◆ Raw records:
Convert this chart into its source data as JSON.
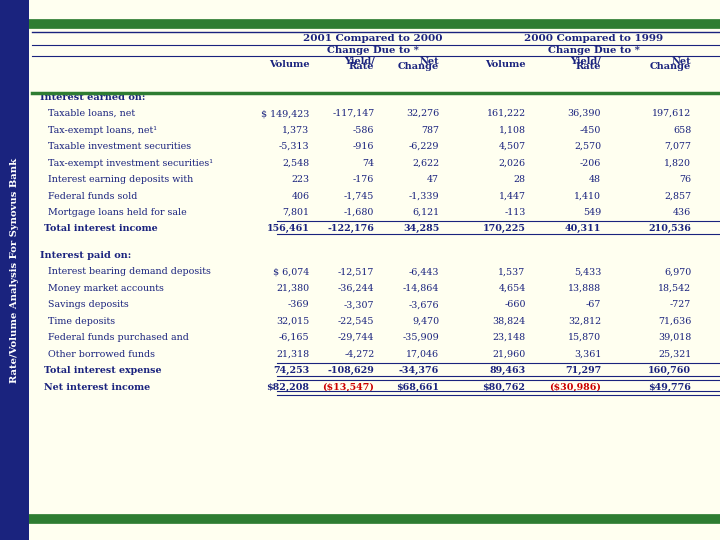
{
  "title_side": "Rate/Volume Analysis For Synovus Bank",
  "header1_left": "2001 Compared to 2000",
  "header1_right": "2000 Compared to 1999",
  "header2": "Change Due to *",
  "section1_title": "Interest earned on:",
  "section1_rows": [
    [
      "Taxable loans, net",
      "$ 149,423",
      "-117,147",
      "32,276",
      "161,222",
      "36,390",
      "197,612"
    ],
    [
      "Tax-exempt loans, net¹",
      "1,373",
      "-586",
      "787",
      "1,108",
      "-450",
      "658"
    ],
    [
      "Taxable investment securities",
      "-5,313",
      "-916",
      "-6,229",
      "4,507",
      "2,570",
      "7,077"
    ],
    [
      "Tax-exempt investment securities¹",
      "2,548",
      "74",
      "2,622",
      "2,026",
      "-206",
      "1,820"
    ],
    [
      "Interest earning deposits with",
      "223",
      "-176",
      "47",
      "28",
      "48",
      "76"
    ],
    [
      "Federal funds sold",
      "406",
      "-1,745",
      "-1,339",
      "1,447",
      "1,410",
      "2,857"
    ],
    [
      "Mortgage loans held for sale",
      "7,801",
      "-1,680",
      "6,121",
      "-113",
      "549",
      "436"
    ],
    [
      "Total interest income",
      "156,461",
      "-122,176",
      "34,285",
      "170,225",
      "40,311",
      "210,536"
    ]
  ],
  "section2_title": "Interest paid on:",
  "section2_rows": [
    [
      "Interest bearing demand deposits",
      "$ 6,074",
      "-12,517",
      "-6,443",
      "1,537",
      "5,433",
      "6,970"
    ],
    [
      "Money market accounts",
      "21,380",
      "-36,244",
      "-14,864",
      "4,654",
      "13,888",
      "18,542"
    ],
    [
      "Savings deposits",
      "-369",
      "-3,307",
      "-3,676",
      "-660",
      "-67",
      "-727"
    ],
    [
      "Time deposits",
      "32,015",
      "-22,545",
      "9,470",
      "38,824",
      "32,812",
      "71,636"
    ],
    [
      "Federal funds purchased and",
      "-6,165",
      "-29,744",
      "-35,909",
      "23,148",
      "15,870",
      "39,018"
    ],
    [
      "Other borrowed funds",
      "21,318",
      "-4,272",
      "17,046",
      "21,960",
      "3,361",
      "25,321"
    ],
    [
      "Total interest expense",
      "74,253",
      "-108,629",
      "-34,376",
      "89,463",
      "71,297",
      "160,760"
    ],
    [
      "Net interest income",
      "$82,208",
      "($13,547)",
      "$68,661",
      "$80,762",
      "($30,986)",
      "$49,776"
    ]
  ],
  "sidebar_color": "#1a237e",
  "bg_color": "#fffff0",
  "green_bar_color": "#2e7d32",
  "dark_blue": "#1a237e",
  "red_color": "#cc0000"
}
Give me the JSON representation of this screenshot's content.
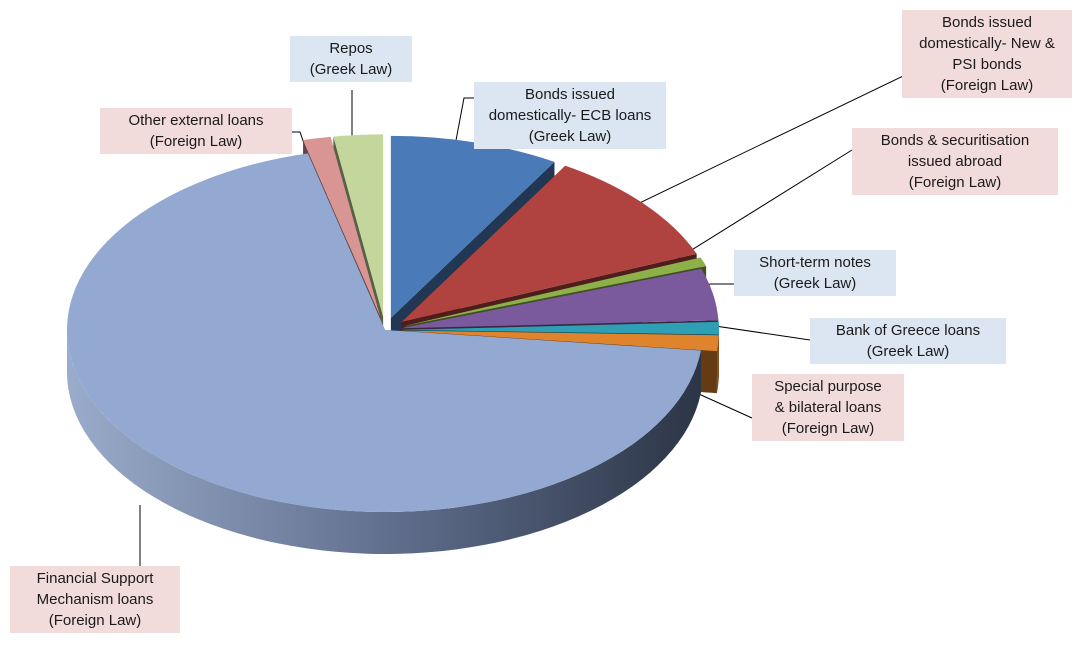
{
  "chart_data": {
    "type": "pie",
    "style": "3D exploded pie",
    "slices": [
      {
        "label": [
          "Bonds issued",
          "domestically- ECB loans",
          "(Greek Law)"
        ],
        "value": 8.6,
        "law": "greek",
        "color": "#4a7ab8"
      },
      {
        "label": [
          "Bonds issued",
          "domestically- New &",
          "PSI bonds",
          "(Foreign Law)"
        ],
        "value": 10.3,
        "law": "foreign",
        "color": "#b0433f"
      },
      {
        "label": [
          "Bonds & securitisation",
          "issued abroad",
          "(Foreign Law)"
        ],
        "value": 0.8,
        "law": "foreign",
        "color": "#8db04a"
      },
      {
        "label": [
          "Short-term notes",
          "(Greek Law)"
        ],
        "value": 4.6,
        "law": "greek",
        "color": "#7a5a9c"
      },
      {
        "label": [
          "Bank of Greece loans",
          "(Greek Law)"
        ],
        "value": 1.1,
        "law": "greek",
        "color": "#2e9fb5"
      },
      {
        "label": [
          "Special purpose",
          "& bilateral loans",
          "(Foreign Law)"
        ],
        "value": 1.4,
        "law": "foreign",
        "color": "#e0832d"
      },
      {
        "label": [
          "Financial Support",
          "Mechanism loans",
          "(Foreign Law)"
        ],
        "value": 69.3,
        "law": "foreign",
        "color": "#93a9d2"
      },
      {
        "label": [
          "Other external loans",
          "(Foreign Law)"
        ],
        "value": 1.4,
        "law": "foreign",
        "color": "#d99594"
      },
      {
        "label": [
          "Repos",
          "(Greek Law)"
        ],
        "value": 2.5,
        "law": "greek",
        "color": "#c3d69b"
      }
    ],
    "legend": "none",
    "title": ""
  }
}
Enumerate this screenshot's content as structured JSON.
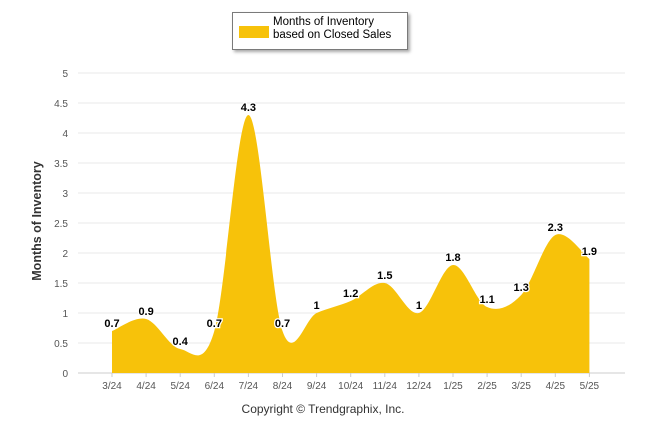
{
  "chart_data": {
    "type": "area",
    "categories": [
      "3/24",
      "4/24",
      "5/24",
      "6/24",
      "7/24",
      "8/24",
      "9/24",
      "10/24",
      "11/24",
      "12/24",
      "1/25",
      "2/25",
      "3/25",
      "4/25",
      "5/25"
    ],
    "series": [
      {
        "name": "Months of Inventory based on Closed Sales",
        "values": [
          0.7,
          0.9,
          0.4,
          0.7,
          4.3,
          0.7,
          1,
          1.2,
          1.5,
          1,
          1.8,
          1.1,
          1.3,
          2.3,
          1.9
        ]
      }
    ],
    "data_labels": [
      "0.7",
      "0.9",
      "0.4",
      "0.7",
      "4.3",
      "0.7",
      "1",
      "1.2",
      "1.5",
      "1",
      "1.8",
      "1.1",
      "1.3",
      "2.3",
      "1.9"
    ],
    "yticks": [
      "0",
      "0.5",
      "1",
      "1.5",
      "2",
      "2.5",
      "3",
      "3.5",
      "4",
      "4.5",
      "5"
    ],
    "ylim": [
      0,
      5
    ],
    "ylabel": "Months of Inventory",
    "xlabel": "",
    "grid": true,
    "legend_position": "top-center",
    "colors": {
      "fill": "#f7c20a",
      "grid": "#e8e8e8",
      "text": "#333333"
    }
  },
  "legend": {
    "label": "Months of Inventory based on Closed Sales"
  },
  "footer": {
    "copyright": "Copyright © Trendgraphix, Inc."
  }
}
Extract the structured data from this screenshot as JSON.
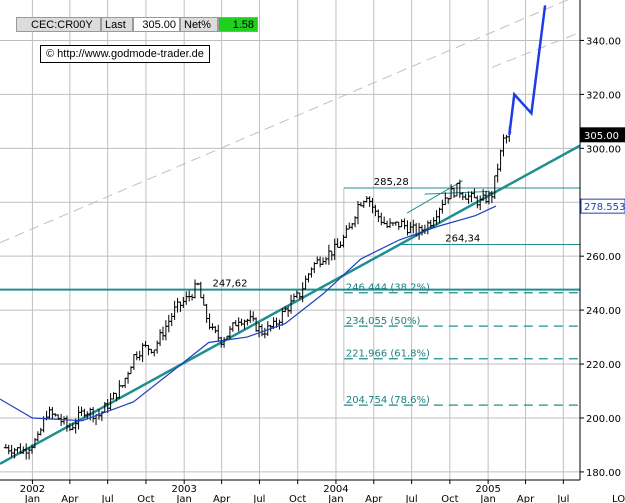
{
  "header": {
    "symbol": "CEC:CR00Y",
    "last_label": "Last",
    "last_value": "305.00",
    "netpct_label": "Net%",
    "netpct_value": "1.58"
  },
  "source": {
    "icon": "copyright-icon",
    "url": "http://www.godmode-trader.de"
  },
  "colors": {
    "trendline": "#1f8f8f",
    "moving_average": "#1f3fbf",
    "projection": "#1e3be8",
    "price_bars": "#000000",
    "netpct_box": "#1fd01f",
    "fib_text": "#1f8080",
    "grid": "#bfbfbf"
  },
  "chart_data": {
    "type": "line",
    "title": "",
    "xlabel": "",
    "ylabel": "",
    "x_ticks": [
      "2002 Jan",
      "Apr",
      "Jul",
      "Oct",
      "2003 Jan",
      "Apr",
      "Jul",
      "Oct",
      "2004 Jan",
      "Apr",
      "Jul",
      "Oct",
      "2005 Jan",
      "Apr",
      "Jul"
    ],
    "x_tick_dates": [
      "2002-01",
      "2002-04",
      "2002-07",
      "2002-10",
      "2003-01",
      "2003-04",
      "2003-07",
      "2003-10",
      "2004-01",
      "2004-04",
      "2004-07",
      "2004-10",
      "2005-01",
      "2005-04",
      "2005-07"
    ],
    "xlim": [
      "2001-10-15",
      "2005-08-10"
    ],
    "ylim": [
      177,
      355
    ],
    "y_ticks": [
      180,
      200,
      220,
      240,
      260,
      280,
      300,
      320,
      340
    ],
    "y_tick_labels": [
      "180.00",
      "200.00",
      "220.00",
      "240.00",
      "260.00",
      "280.00",
      "300.00",
      "320.00",
      "340.00"
    ],
    "grid": true,
    "series": [
      {
        "type": "ohlc_weekly_approx",
        "points": [
          [
            "2001-10-29",
            189
          ],
          [
            "2001-12-10",
            188
          ],
          [
            "2002-01-14",
            192
          ],
          [
            "2002-02-04",
            202
          ],
          [
            "2002-03-04",
            200
          ],
          [
            "2002-04-01",
            196
          ],
          [
            "2002-05-06",
            203
          ],
          [
            "2002-06-10",
            201
          ],
          [
            "2002-07-01",
            205
          ],
          [
            "2002-08-05",
            212
          ],
          [
            "2002-09-02",
            223
          ],
          [
            "2002-09-23",
            226
          ],
          [
            "2002-10-21",
            226
          ],
          [
            "2002-11-18",
            234
          ],
          [
            "2002-12-09",
            240
          ],
          [
            "2003-01-06",
            244
          ],
          [
            "2003-02-03",
            249
          ],
          [
            "2003-02-17",
            240
          ],
          [
            "2003-03-10",
            232
          ],
          [
            "2003-03-31",
            229
          ],
          [
            "2003-04-21",
            232
          ],
          [
            "2003-05-12",
            237
          ],
          [
            "2003-06-09",
            236
          ],
          [
            "2003-07-07",
            232
          ],
          [
            "2003-08-04",
            234
          ],
          [
            "2003-09-01",
            240
          ],
          [
            "2003-10-06",
            246
          ],
          [
            "2003-11-03",
            256
          ],
          [
            "2003-12-01",
            260
          ],
          [
            "2004-01-05",
            263
          ],
          [
            "2004-02-02",
            270
          ],
          [
            "2004-02-23",
            279
          ],
          [
            "2004-03-15",
            283
          ],
          [
            "2004-04-05",
            276
          ],
          [
            "2004-05-03",
            271
          ],
          [
            "2004-06-07",
            272
          ],
          [
            "2004-06-28",
            270
          ],
          [
            "2004-07-19",
            269
          ],
          [
            "2004-08-16",
            273
          ],
          [
            "2004-09-20",
            282
          ],
          [
            "2004-10-18",
            285
          ],
          [
            "2004-11-15",
            282
          ],
          [
            "2004-12-13",
            280
          ],
          [
            "2005-01-10",
            283
          ],
          [
            "2005-02-07",
            303
          ],
          [
            "2005-02-21",
            305
          ]
        ]
      },
      {
        "name": "",
        "type": "moving_average_approx",
        "points": [
          [
            "2001-10-15",
            207
          ],
          [
            "2002-01-01",
            200
          ],
          [
            "2002-05-01",
            199
          ],
          [
            "2002-09-01",
            206
          ],
          [
            "2002-12-01",
            217
          ],
          [
            "2003-03-01",
            228
          ],
          [
            "2003-06-01",
            230
          ],
          [
            "2003-09-01",
            235
          ],
          [
            "2003-12-01",
            246
          ],
          [
            "2004-03-01",
            259
          ],
          [
            "2004-06-01",
            266
          ],
          [
            "2004-09-01",
            271
          ],
          [
            "2004-12-01",
            275
          ],
          [
            "2005-01-20",
            278.553
          ]
        ]
      },
      {
        "name": "",
        "type": "projection",
        "points": [
          [
            "2005-02-21",
            305
          ],
          [
            "2005-03-05",
            320
          ],
          [
            "2005-04-15",
            313
          ],
          [
            "2005-05-18",
            353
          ]
        ]
      }
    ],
    "trendlines": [
      {
        "style": "solid",
        "from": [
          "2001-10-15",
          183
        ],
        "to": [
          "2005-08-10",
          301
        ]
      },
      {
        "style": "dashed",
        "from": [
          "2001-10-15",
          265
        ],
        "to": [
          "2005-08-10",
          357
        ]
      },
      {
        "style": "dashed",
        "from": [
          "2005-01-10",
          330
        ],
        "to": [
          "2005-08-10",
          343
        ]
      },
      {
        "style": "solid",
        "from": [
          "2004-08-01",
          283
        ],
        "to": [
          "2005-01-01",
          284
        ]
      },
      {
        "style": "solid",
        "from": [
          "2004-06-20",
          276
        ],
        "to": [
          "2004-11-01",
          288
        ]
      }
    ],
    "horizontal_levels": [
      {
        "value": 247.62,
        "label": "247,62",
        "style": "solid-thick",
        "from": "2001-10-15"
      },
      {
        "value": 285.28,
        "label": "285,28",
        "style": "solid",
        "from": "2004-01-20"
      },
      {
        "value": 264.34,
        "label": "264,34",
        "style": "solid",
        "from": "2004-06-01"
      }
    ],
    "fibonacci_levels": [
      {
        "value": 246.444,
        "label": "246.444 (38.2%)"
      },
      {
        "value": 234.055,
        "label": "234.055 (50%)"
      },
      {
        "value": 221.966,
        "label": "221.966 (61.8%)"
      },
      {
        "value": 204.754,
        "label": "204.754 (78.6%)"
      }
    ],
    "price_badges": [
      {
        "value": 305.0,
        "label": "305.00",
        "style": "dark"
      },
      {
        "value": 278.553,
        "label": "278.553",
        "style": "light"
      }
    ],
    "corner_label": "LO"
  }
}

◆ The exercise:
Find all lines holding the string "funds" and copy them.

◆ Right answer:
      "Federal funds sold",
      "Federal funds purchased and",
      "Other borrowed funds",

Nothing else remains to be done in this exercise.